EXERCISE OBJECTIVE = Consider the records below. How many of their lines include the word "Cable"? State the number and nothing else.

THE DATA =
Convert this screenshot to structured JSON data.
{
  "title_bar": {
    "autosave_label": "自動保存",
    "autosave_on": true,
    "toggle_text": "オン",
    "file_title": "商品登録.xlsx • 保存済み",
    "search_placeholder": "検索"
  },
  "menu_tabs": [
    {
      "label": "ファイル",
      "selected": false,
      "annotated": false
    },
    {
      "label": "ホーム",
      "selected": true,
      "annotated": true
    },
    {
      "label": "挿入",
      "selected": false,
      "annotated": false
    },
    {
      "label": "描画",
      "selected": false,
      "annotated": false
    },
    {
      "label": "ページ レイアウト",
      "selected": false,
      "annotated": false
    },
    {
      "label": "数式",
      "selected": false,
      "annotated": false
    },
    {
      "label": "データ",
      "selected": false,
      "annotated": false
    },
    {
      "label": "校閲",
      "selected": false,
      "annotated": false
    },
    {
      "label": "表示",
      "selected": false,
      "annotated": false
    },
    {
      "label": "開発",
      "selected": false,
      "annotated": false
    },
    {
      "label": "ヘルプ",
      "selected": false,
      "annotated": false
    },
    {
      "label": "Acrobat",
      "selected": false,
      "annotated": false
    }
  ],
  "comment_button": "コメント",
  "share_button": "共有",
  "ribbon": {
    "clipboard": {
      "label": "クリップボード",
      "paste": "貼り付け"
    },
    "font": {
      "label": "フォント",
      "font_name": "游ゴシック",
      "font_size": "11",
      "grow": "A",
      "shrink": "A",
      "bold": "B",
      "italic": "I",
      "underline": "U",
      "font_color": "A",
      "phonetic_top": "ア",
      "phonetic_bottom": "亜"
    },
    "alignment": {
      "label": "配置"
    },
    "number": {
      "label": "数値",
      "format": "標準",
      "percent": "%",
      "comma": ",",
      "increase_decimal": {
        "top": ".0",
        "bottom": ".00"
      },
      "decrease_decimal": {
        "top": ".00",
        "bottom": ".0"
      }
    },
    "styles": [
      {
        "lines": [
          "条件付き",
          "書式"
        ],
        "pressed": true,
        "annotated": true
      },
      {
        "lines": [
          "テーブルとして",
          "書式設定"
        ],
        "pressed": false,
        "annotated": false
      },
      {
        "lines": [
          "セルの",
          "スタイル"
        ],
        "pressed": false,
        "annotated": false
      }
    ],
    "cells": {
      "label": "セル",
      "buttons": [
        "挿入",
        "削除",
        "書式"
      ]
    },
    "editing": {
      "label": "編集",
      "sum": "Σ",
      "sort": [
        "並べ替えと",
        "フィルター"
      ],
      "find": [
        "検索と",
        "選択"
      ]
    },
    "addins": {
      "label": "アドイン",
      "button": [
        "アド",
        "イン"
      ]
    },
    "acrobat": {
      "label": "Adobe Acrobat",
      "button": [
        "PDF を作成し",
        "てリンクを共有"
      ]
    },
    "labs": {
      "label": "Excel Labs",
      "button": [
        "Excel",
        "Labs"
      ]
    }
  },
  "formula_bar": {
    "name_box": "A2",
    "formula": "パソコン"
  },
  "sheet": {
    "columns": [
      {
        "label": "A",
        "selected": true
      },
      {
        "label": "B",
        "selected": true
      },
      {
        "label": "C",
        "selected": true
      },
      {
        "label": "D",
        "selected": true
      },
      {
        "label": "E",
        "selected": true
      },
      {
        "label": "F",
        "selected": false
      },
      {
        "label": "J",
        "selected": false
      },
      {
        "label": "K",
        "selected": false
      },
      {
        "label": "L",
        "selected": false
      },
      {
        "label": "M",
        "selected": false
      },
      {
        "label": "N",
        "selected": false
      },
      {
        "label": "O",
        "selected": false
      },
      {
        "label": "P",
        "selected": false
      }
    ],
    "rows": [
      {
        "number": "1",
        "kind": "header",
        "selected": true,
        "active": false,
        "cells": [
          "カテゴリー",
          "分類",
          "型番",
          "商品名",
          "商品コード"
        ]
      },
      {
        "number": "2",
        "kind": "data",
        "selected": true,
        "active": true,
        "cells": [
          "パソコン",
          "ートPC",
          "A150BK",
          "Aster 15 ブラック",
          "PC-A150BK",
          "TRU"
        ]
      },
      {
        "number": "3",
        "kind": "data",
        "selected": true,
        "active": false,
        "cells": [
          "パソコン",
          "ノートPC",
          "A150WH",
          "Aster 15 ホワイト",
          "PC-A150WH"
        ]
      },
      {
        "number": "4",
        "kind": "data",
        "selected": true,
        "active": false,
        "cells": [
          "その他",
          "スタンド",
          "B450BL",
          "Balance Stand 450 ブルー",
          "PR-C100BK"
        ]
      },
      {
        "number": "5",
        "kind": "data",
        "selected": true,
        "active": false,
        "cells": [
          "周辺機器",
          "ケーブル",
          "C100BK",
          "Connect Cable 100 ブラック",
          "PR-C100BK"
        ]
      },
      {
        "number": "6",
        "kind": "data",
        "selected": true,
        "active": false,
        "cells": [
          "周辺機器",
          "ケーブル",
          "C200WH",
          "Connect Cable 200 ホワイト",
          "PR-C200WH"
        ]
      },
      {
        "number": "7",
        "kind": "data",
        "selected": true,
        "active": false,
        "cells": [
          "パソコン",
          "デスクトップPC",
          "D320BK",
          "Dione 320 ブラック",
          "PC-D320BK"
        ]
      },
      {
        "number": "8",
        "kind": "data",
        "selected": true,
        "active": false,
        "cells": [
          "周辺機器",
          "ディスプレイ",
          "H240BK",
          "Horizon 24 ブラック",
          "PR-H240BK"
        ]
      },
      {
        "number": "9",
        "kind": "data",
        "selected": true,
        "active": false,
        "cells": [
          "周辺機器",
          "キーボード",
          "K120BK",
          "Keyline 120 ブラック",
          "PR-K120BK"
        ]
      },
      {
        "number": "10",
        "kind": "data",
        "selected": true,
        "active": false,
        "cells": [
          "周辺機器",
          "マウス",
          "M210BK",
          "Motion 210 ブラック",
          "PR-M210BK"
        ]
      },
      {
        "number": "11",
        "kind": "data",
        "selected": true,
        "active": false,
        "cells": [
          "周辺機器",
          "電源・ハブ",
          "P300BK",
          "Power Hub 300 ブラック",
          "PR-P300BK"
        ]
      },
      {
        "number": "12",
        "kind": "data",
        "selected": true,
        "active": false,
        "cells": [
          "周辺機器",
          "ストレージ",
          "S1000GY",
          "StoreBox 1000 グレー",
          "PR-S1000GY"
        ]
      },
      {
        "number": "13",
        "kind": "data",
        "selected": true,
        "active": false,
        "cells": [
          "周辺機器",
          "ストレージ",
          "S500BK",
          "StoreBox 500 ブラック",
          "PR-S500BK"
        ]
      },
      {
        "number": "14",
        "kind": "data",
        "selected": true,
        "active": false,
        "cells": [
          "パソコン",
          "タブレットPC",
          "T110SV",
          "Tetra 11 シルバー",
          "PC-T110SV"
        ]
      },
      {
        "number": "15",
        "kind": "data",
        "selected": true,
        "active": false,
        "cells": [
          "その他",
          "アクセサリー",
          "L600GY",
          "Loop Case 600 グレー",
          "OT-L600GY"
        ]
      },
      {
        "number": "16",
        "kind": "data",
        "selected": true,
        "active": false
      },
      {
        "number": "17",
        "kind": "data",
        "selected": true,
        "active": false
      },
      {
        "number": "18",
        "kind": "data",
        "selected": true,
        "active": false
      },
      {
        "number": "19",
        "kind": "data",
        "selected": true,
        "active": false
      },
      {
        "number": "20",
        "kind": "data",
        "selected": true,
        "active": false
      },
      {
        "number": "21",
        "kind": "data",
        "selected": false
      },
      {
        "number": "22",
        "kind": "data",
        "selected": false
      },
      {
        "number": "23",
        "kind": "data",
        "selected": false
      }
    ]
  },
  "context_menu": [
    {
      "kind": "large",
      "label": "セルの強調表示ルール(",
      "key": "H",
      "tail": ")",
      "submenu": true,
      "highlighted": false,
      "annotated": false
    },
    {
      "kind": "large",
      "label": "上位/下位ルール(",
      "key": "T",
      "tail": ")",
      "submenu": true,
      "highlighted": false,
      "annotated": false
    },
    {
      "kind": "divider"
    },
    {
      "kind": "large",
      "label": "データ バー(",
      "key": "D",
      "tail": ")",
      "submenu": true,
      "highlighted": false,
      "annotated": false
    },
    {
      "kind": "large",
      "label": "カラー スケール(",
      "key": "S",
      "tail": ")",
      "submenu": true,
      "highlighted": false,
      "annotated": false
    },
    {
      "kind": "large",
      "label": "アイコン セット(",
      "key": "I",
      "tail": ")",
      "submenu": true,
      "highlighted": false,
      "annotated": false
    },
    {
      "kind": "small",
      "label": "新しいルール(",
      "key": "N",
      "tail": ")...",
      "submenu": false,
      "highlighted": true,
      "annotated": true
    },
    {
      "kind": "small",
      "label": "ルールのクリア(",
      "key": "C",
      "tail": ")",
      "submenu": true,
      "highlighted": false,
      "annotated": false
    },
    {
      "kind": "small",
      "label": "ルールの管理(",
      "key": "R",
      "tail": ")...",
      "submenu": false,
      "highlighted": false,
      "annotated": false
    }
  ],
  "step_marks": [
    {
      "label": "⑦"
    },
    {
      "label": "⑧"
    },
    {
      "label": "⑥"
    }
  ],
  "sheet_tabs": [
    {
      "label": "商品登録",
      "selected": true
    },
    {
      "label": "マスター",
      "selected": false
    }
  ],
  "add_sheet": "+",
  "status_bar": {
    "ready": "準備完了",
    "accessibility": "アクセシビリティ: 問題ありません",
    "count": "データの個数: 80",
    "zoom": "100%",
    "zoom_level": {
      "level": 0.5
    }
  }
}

RESPONSE = 2